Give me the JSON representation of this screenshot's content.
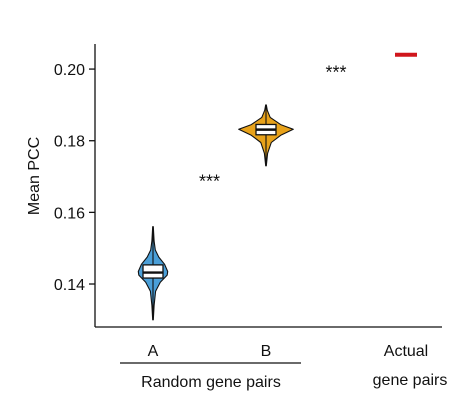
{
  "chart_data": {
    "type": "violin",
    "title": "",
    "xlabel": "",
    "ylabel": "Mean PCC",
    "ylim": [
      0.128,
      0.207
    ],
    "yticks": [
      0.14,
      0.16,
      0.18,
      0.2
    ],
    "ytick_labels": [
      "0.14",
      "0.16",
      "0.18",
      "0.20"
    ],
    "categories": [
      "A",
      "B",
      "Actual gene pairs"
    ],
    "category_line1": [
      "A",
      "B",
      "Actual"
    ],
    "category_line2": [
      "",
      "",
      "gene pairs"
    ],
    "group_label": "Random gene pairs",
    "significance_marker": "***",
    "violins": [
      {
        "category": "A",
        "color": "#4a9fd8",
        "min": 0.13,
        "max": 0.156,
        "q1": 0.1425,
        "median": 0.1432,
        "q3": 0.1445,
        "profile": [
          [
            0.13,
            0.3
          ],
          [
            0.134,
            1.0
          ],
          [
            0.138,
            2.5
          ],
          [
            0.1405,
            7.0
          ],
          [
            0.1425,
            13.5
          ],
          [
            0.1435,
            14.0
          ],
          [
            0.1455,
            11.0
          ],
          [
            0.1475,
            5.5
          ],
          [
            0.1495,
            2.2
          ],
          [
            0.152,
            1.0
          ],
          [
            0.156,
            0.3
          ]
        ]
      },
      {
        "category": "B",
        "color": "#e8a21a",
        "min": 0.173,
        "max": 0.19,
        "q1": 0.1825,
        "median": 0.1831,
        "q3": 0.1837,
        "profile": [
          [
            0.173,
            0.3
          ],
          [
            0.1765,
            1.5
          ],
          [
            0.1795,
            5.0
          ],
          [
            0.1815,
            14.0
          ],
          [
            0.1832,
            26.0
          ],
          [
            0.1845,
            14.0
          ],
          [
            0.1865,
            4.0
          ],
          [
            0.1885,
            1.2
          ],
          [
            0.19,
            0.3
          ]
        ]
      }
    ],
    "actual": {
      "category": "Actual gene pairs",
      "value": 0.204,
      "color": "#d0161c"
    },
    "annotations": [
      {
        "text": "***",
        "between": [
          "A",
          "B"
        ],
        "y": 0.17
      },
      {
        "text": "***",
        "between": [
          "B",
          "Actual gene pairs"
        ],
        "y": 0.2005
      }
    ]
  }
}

^^^^^^^^^^^^^^^^

## Work task
Within the records, filter for lines that contain the word "pairs" and show each one.

## Output for this exercise
      "Actual gene pairs"
      "gene pairs"
    "group_label": "Random gene pairs",
      "category": "Actual gene pairs",
          "Actual gene pairs"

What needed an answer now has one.